** BEGIN Information supplied **

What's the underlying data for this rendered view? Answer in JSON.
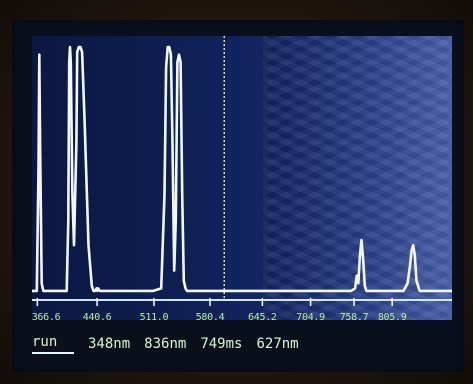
{
  "status": {
    "mode": "run",
    "values": [
      "348nm",
      "836nm",
      "749ms",
      "627nm"
    ]
  },
  "chart_data": {
    "type": "line",
    "xlim": [
      360,
      880
    ],
    "ylim": [
      0,
      100
    ],
    "ticks": [
      "366.6",
      "440.6",
      "511.0",
      "580.4",
      "645.2",
      "704.9",
      "758.7",
      "805.9"
    ],
    "tick_positions": [
      366.6,
      440.6,
      511.0,
      580.4,
      645.2,
      704.9,
      758.7,
      805.9
    ],
    "cursor_x": 598,
    "series": [
      {
        "values_x": [
          360,
          366,
          368,
          369,
          370,
          372,
          374,
          376,
          400,
          403,
          405,
          406,
          407,
          408,
          410,
          412,
          415,
          416,
          418,
          420,
          422,
          425,
          430,
          434,
          436,
          438,
          440,
          441,
          442,
          444,
          448,
          450,
          455,
          460,
          470,
          490,
          510,
          520,
          524,
          526,
          528,
          530,
          532,
          534,
          536,
          538,
          540,
          542,
          544,
          546,
          548,
          550,
          552,
          556,
          560,
          580,
          600,
          620,
          640,
          660,
          680,
          700,
          720,
          740,
          755,
          760,
          762,
          764,
          766,
          768,
          770,
          772,
          774,
          780,
          800,
          820,
          825,
          828,
          830,
          832,
          834,
          836,
          840,
          860,
          880
        ],
        "values_y": [
          2,
          2,
          50,
          95,
          60,
          5,
          2,
          2,
          2,
          2,
          30,
          92,
          98,
          92,
          40,
          20,
          60,
          96,
          98,
          98,
          96,
          70,
          20,
          4,
          2,
          2,
          3,
          2,
          3,
          2,
          2,
          2,
          2,
          2,
          2,
          2,
          2,
          3,
          40,
          90,
          98,
          98,
          95,
          60,
          10,
          30,
          92,
          95,
          92,
          40,
          6,
          3,
          2,
          2,
          2,
          2,
          2,
          2,
          2,
          2,
          2,
          2,
          2,
          2,
          2,
          3,
          8,
          5,
          16,
          22,
          14,
          4,
          2,
          2,
          2,
          2,
          5,
          12,
          18,
          20,
          16,
          6,
          2,
          2,
          2
        ]
      }
    ]
  }
}
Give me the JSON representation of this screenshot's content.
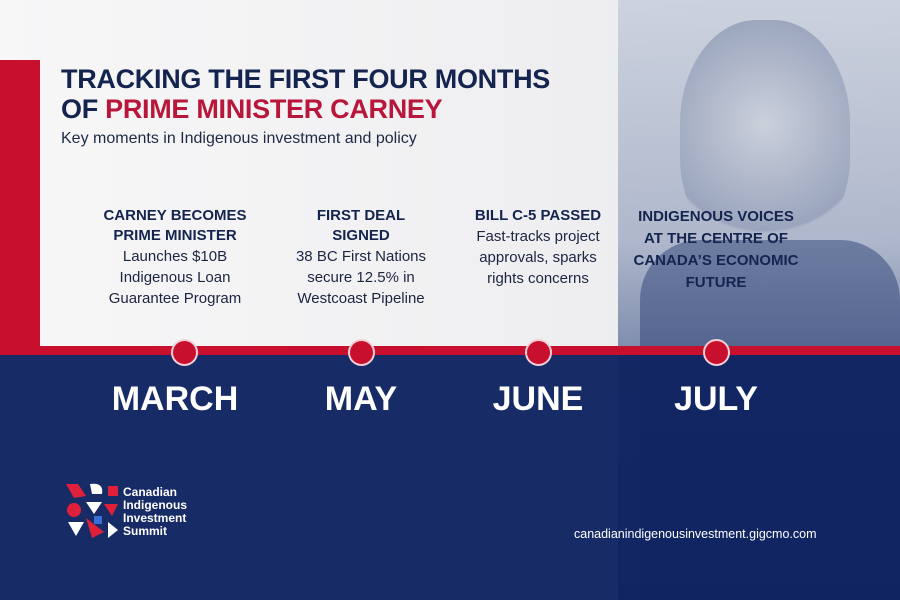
{
  "header": {
    "title_line1": "TRACKING THE FIRST FOUR MONTHS",
    "title_line2_prefix": "OF ",
    "title_line2_highlight": "PRIME MINISTER CARNEY",
    "subtitle": "Key moments in Indigenous investment and policy"
  },
  "timeline": [
    {
      "month": "MARCH",
      "heading": "CARNEY BECOMES PRIME MINISTER",
      "body": "Launches $10B Indigenous Loan Guarantee Program"
    },
    {
      "month": "MAY",
      "heading": "FIRST DEAL SIGNED",
      "body": "38 BC First Nations secure 12.5% in Westcoast Pipeline"
    },
    {
      "month": "JUNE",
      "heading": "BILL C-5 PASSED",
      "body": "Fast-tracks project approvals, sparks rights concerns"
    },
    {
      "month": "JULY",
      "heading": "INDIGENOUS VOICES AT THE CENTRE OF CANADA’S ECONOMIC FUTURE",
      "body": ""
    }
  ],
  "footer": {
    "logo_text": [
      "Canadian",
      "Indigenous",
      "Investment",
      "Summit"
    ],
    "url": "canadianindigenousinvestment.gigcmo.com"
  },
  "colors": {
    "navy": "#0f2461",
    "red": "#c8102e",
    "title_navy": "#14244f"
  }
}
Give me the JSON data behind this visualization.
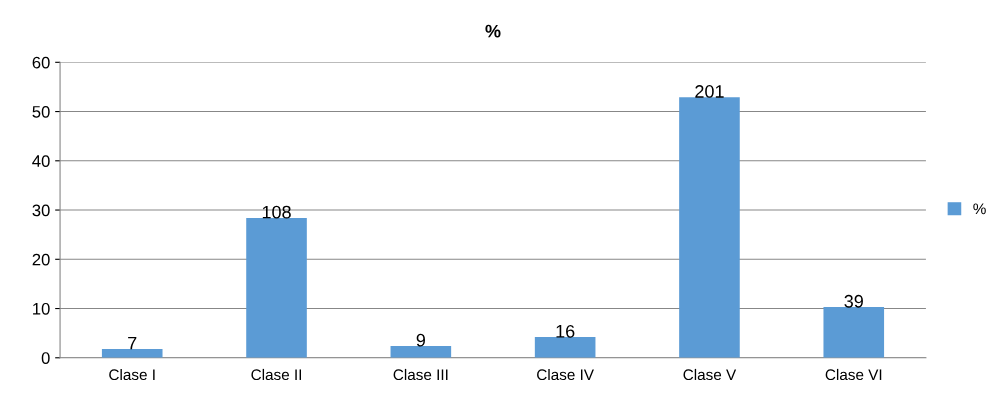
{
  "chart_data": {
    "type": "bar",
    "title": "%",
    "categories": [
      "Clase I",
      "Clase II",
      "Clase III",
      "Clase IV",
      "Clase V",
      "Clase VI"
    ],
    "series": [
      {
        "name": "%",
        "color": "#5b9bd5",
        "values": [
          1.8,
          28.4,
          2.4,
          4.2,
          52.9,
          10.3
        ]
      }
    ],
    "annotations": [
      {
        "text": "7",
        "x": "Clase I",
        "y": 1.8
      },
      {
        "text": "108",
        "x": "Clase II",
        "y": 28.4
      },
      {
        "text": "9",
        "x": "Clase III",
        "y": 2.4
      },
      {
        "text": "16",
        "x": "Clase IV",
        "y": 4.2
      },
      {
        "text": "201",
        "x": "Clase V",
        "y": 52.9
      },
      {
        "text": "39",
        "x": "Clase VI",
        "y": 10.3
      }
    ],
    "ylim": [
      0,
      60
    ],
    "yticks": [
      0,
      10,
      20,
      30,
      40,
      50,
      60
    ],
    "grid": "y",
    "legend": "right"
  }
}
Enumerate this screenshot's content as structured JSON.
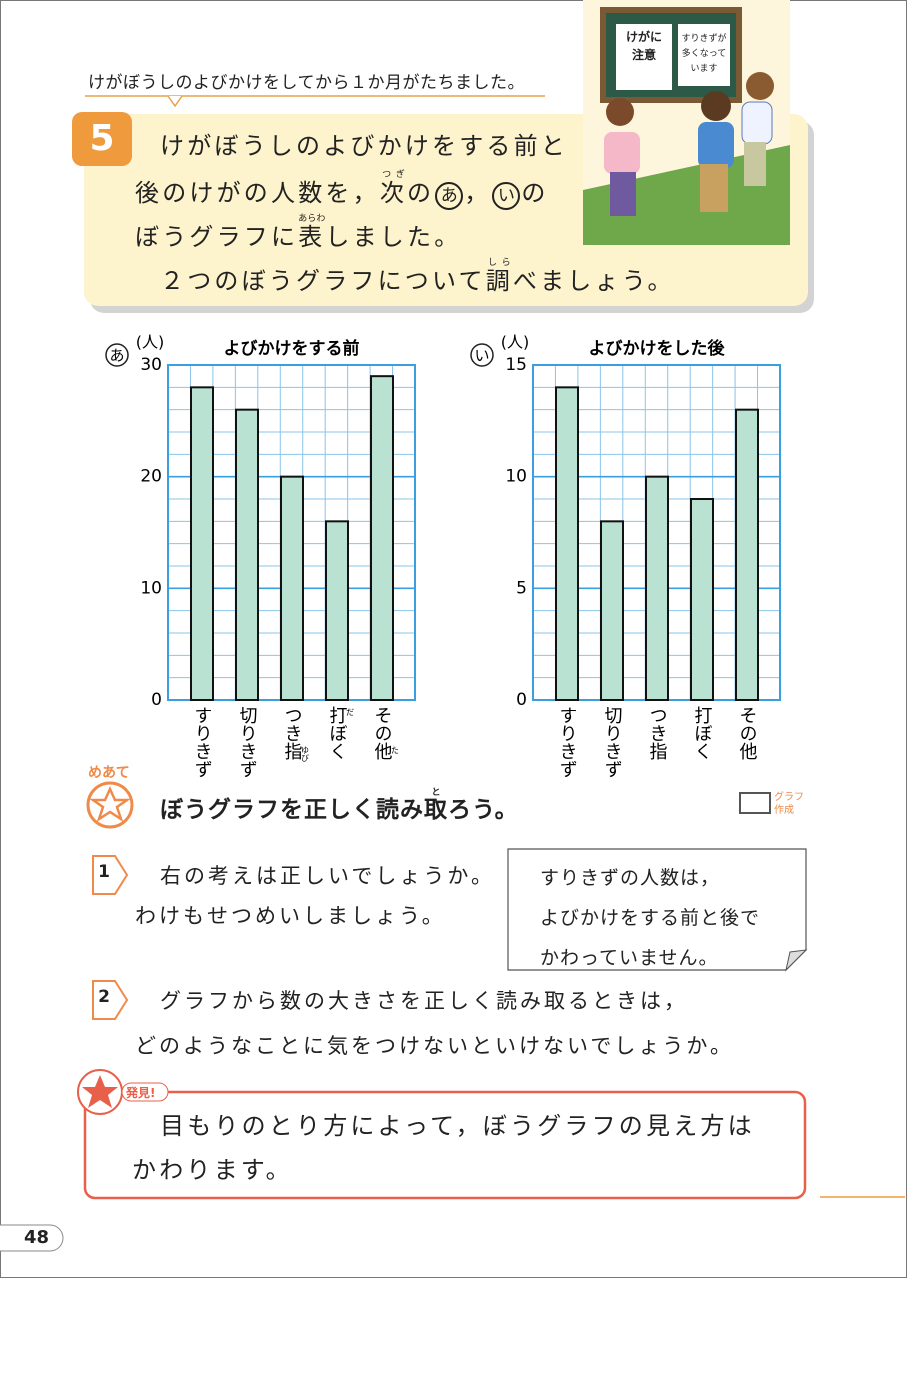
{
  "intro": "けがぼうしのよびかけをしてから１か月がたちました。",
  "illustration": {
    "poster_1": [
      "けがに",
      "注意"
    ],
    "poster_2": [
      "すりきずが",
      "多くなって",
      "います"
    ]
  },
  "problem": {
    "number": "5",
    "lines": [
      [
        "けがぼうしのよびかけをする前と"
      ],
      [
        "後のけがの人数を，",
        {
          "text": "次",
          "ruby": "つぎ"
        },
        "の",
        {
          "text": "あ",
          "circled": true
        },
        "，",
        {
          "text": "い",
          "circled": true
        },
        "の"
      ],
      [
        "ぼうグラフに",
        {
          "text": "表",
          "ruby": "あらわ"
        },
        "しました。"
      ],
      [
        "２つのぼうグラフについて",
        {
          "text": "調",
          "ruby": "しら"
        },
        "べましょう。"
      ]
    ]
  },
  "chart_data": [
    {
      "type": "bar",
      "label": "あ",
      "unit": "(人)",
      "title": "よびかけをする前",
      "categories": [
        "すりきず",
        "切りきず",
        "つき指",
        "打ぼく",
        "その他"
      ],
      "category_ruby": [
        null,
        null,
        "ゆび",
        "だ",
        "た"
      ],
      "values": [
        28,
        26,
        20,
        16,
        29
      ],
      "color": "#b9e2d3",
      "ylim": [
        0,
        30
      ],
      "yticks": [
        0,
        10,
        20,
        30
      ],
      "grid": true
    },
    {
      "type": "bar",
      "label": "い",
      "unit": "(人)",
      "title": "よびかけをした後",
      "categories": [
        "すりきず",
        "切りきず",
        "つき指",
        "打ぼく",
        "その他"
      ],
      "category_ruby": [
        null,
        null,
        null,
        null,
        null
      ],
      "values": [
        14,
        8,
        10,
        9,
        13
      ],
      "color": "#b9e2d3",
      "ylim": [
        0,
        15
      ],
      "yticks": [
        0,
        5,
        10,
        15
      ],
      "grid": true
    }
  ],
  "goal": {
    "label": "めあて",
    "text": [
      "ぼうグラフを正しく読み",
      {
        "text": "取",
        "ruby": "と"
      },
      "ろう。"
    ],
    "tool": [
      "グラフ",
      "作成"
    ]
  },
  "questions": [
    {
      "number": "1",
      "lines": [
        "右の考えは正しいでしょうか。",
        "わけもせつめいしましょう。"
      ],
      "note": [
        "すりきずの人数は，",
        "よびかけをする前と後で",
        "かわっていません。"
      ]
    },
    {
      "number": "2",
      "lines": [
        "グラフから数の大きさを正しく読み取るときは，",
        "どのようなことに気をつけないといけないでしょうか。"
      ]
    }
  ],
  "discovery": {
    "label": "発見!",
    "lines": [
      "目もりのとり方によって，ぼうグラフの見え方は",
      "かわります。"
    ]
  },
  "page_number": "48"
}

** END Information supplied **

> _Your task_:
Repeat the records in full, exactly as they appear, without the pictures.

> _Output of the task_:
What's the underlying data for this rendered view? Answer in JSON.
{
  "status": {
    "mode": "run",
    "values": [
      "348nm",
      "836nm",
      "749ms",
      "627nm"
    ]
  },
  "chart_data": {
    "type": "line",
    "xlim": [
      360,
      880
    ],
    "ylim": [
      0,
      100
    ],
    "ticks": [
      "366.6",
      "440.6",
      "511.0",
      "580.4",
      "645.2",
      "704.9",
      "758.7",
      "805.9"
    ],
    "tick_positions": [
      366.6,
      440.6,
      511.0,
      580.4,
      645.2,
      704.9,
      758.7,
      805.9
    ],
    "cursor_x": 598,
    "series": [
      {
        "values_x": [
          360,
          366,
          368,
          369,
          370,
          372,
          374,
          376,
          400,
          403,
          405,
          406,
          407,
          408,
          410,
          412,
          415,
          416,
          418,
          420,
          422,
          425,
          430,
          434,
          436,
          438,
          440,
          441,
          442,
          444,
          448,
          450,
          455,
          460,
          470,
          490,
          510,
          520,
          524,
          526,
          528,
          530,
          532,
          534,
          536,
          538,
          540,
          542,
          544,
          546,
          548,
          550,
          552,
          556,
          560,
          580,
          600,
          620,
          640,
          660,
          680,
          700,
          720,
          740,
          755,
          760,
          762,
          764,
          766,
          768,
          770,
          772,
          774,
          780,
          800,
          820,
          825,
          828,
          830,
          832,
          834,
          836,
          840,
          860,
          880
        ],
        "values_y": [
          2,
          2,
          50,
          95,
          60,
          5,
          2,
          2,
          2,
          2,
          30,
          92,
          98,
          92,
          40,
          20,
          60,
          96,
          98,
          98,
          96,
          70,
          20,
          4,
          2,
          2,
          3,
          2,
          3,
          2,
          2,
          2,
          2,
          2,
          2,
          2,
          2,
          3,
          40,
          90,
          98,
          98,
          95,
          60,
          10,
          30,
          92,
          95,
          92,
          40,
          6,
          3,
          2,
          2,
          2,
          2,
          2,
          2,
          2,
          2,
          2,
          2,
          2,
          2,
          2,
          3,
          8,
          5,
          16,
          22,
          14,
          4,
          2,
          2,
          2,
          2,
          5,
          12,
          18,
          20,
          16,
          6,
          2,
          2,
          2
        ]
      }
    ]
  }
}
Give me the JSON representation of this screenshot's content.
{
  "header": {
    "title_line1": "TRACKING THE FIRST FOUR MONTHS",
    "title_line2_prefix": "OF ",
    "title_line2_highlight": "PRIME MINISTER CARNEY",
    "subtitle": "Key moments in Indigenous investment and policy"
  },
  "timeline": [
    {
      "month": "MARCH",
      "heading": "CARNEY BECOMES PRIME MINISTER",
      "body": "Launches $10B Indigenous Loan Guarantee Program"
    },
    {
      "month": "MAY",
      "heading": "FIRST DEAL SIGNED",
      "body": "38 BC First Nations secure 12.5% in Westcoast Pipeline"
    },
    {
      "month": "JUNE",
      "heading": "BILL C-5 PASSED",
      "body": "Fast-tracks project approvals, sparks rights concerns"
    },
    {
      "month": "JULY",
      "heading": "INDIGENOUS VOICES AT THE CENTRE OF CANADA’S ECONOMIC FUTURE",
      "body": ""
    }
  ],
  "footer": {
    "logo_text": [
      "Canadian",
      "Indigenous",
      "Investment",
      "Summit"
    ],
    "url": "canadianindigenousinvestment.gigcmo.com"
  },
  "colors": {
    "navy": "#0f2461",
    "red": "#c8102e",
    "title_navy": "#14244f"
  }
}
Give me the JSON data behind this visualization.
{
  "chart_data": {
    "type": "bar",
    "title": "%",
    "categories": [
      "Clase I",
      "Clase II",
      "Clase III",
      "Clase IV",
      "Clase V",
      "Clase VI"
    ],
    "series": [
      {
        "name": "%",
        "color": "#5b9bd5",
        "values": [
          1.8,
          28.4,
          2.4,
          4.2,
          52.9,
          10.3
        ]
      }
    ],
    "annotations": [
      {
        "text": "7",
        "x": "Clase I",
        "y": 1.8
      },
      {
        "text": "108",
        "x": "Clase II",
        "y": 28.4
      },
      {
        "text": "9",
        "x": "Clase III",
        "y": 2.4
      },
      {
        "text": "16",
        "x": "Clase IV",
        "y": 4.2
      },
      {
        "text": "201",
        "x": "Clase V",
        "y": 52.9
      },
      {
        "text": "39",
        "x": "Clase VI",
        "y": 10.3
      }
    ],
    "ylim": [
      0,
      60
    ],
    "yticks": [
      0,
      10,
      20,
      30,
      40,
      50,
      60
    ],
    "grid": "y",
    "legend": "right"
  }
}
Enumerate this screenshot's content as structured JSON.
{
  "intro": "けがぼうしのよびかけをしてから１か月がたちました。",
  "illustration": {
    "poster_1": [
      "けがに",
      "注意"
    ],
    "poster_2": [
      "すりきずが",
      "多くなって",
      "います"
    ]
  },
  "problem": {
    "number": "5",
    "lines": [
      [
        "けがぼうしのよびかけをする前と"
      ],
      [
        "後のけがの人数を，",
        {
          "text": "次",
          "ruby": "つぎ"
        },
        "の",
        {
          "text": "あ",
          "circled": true
        },
        "，",
        {
          "text": "い",
          "circled": true
        },
        "の"
      ],
      [
        "ぼうグラフに",
        {
          "text": "表",
          "ruby": "あらわ"
        },
        "しました。"
      ],
      [
        "２つのぼうグラフについて",
        {
          "text": "調",
          "ruby": "しら"
        },
        "べましょう。"
      ]
    ]
  },
  "chart_data": [
    {
      "type": "bar",
      "label": "あ",
      "unit": "(人)",
      "title": "よびかけをする前",
      "categories": [
        "すりきず",
        "切りきず",
        "つき指",
        "打ぼく",
        "その他"
      ],
      "category_ruby": [
        null,
        null,
        "ゆび",
        "だ",
        "た"
      ],
      "values": [
        28,
        26,
        20,
        16,
        29
      ],
      "color": "#b9e2d3",
      "ylim": [
        0,
        30
      ],
      "yticks": [
        0,
        10,
        20,
        30
      ],
      "grid": true
    },
    {
      "type": "bar",
      "label": "い",
      "unit": "(人)",
      "title": "よびかけをした後",
      "categories": [
        "すりきず",
        "切りきず",
        "つき指",
        "打ぼく",
        "その他"
      ],
      "category_ruby": [
        null,
        null,
        null,
        null,
        null
      ],
      "values": [
        14,
        8,
        10,
        9,
        13
      ],
      "color": "#b9e2d3",
      "ylim": [
        0,
        15
      ],
      "yticks": [
        0,
        5,
        10,
        15
      ],
      "grid": true
    }
  ],
  "goal": {
    "label": "めあて",
    "text": [
      "ぼうグラフを正しく読み",
      {
        "text": "取",
        "ruby": "と"
      },
      "ろう。"
    ],
    "tool": [
      "グラフ",
      "作成"
    ]
  },
  "questions": [
    {
      "number": "1",
      "lines": [
        "右の考えは正しいでしょうか。",
        "わけもせつめいしましょう。"
      ],
      "note": [
        "すりきずの人数は，",
        "よびかけをする前と後で",
        "かわっていません。"
      ]
    },
    {
      "number": "2",
      "lines": [
        "グラフから数の大きさを正しく読み取るときは，",
        "どのようなことに気をつけないといけないでしょうか。"
      ]
    }
  ],
  "discovery": {
    "label": "発見!",
    "lines": [
      "目もりのとり方によって，ぼうグラフの見え方は",
      "かわります。"
    ]
  },
  "page_number": "48"
}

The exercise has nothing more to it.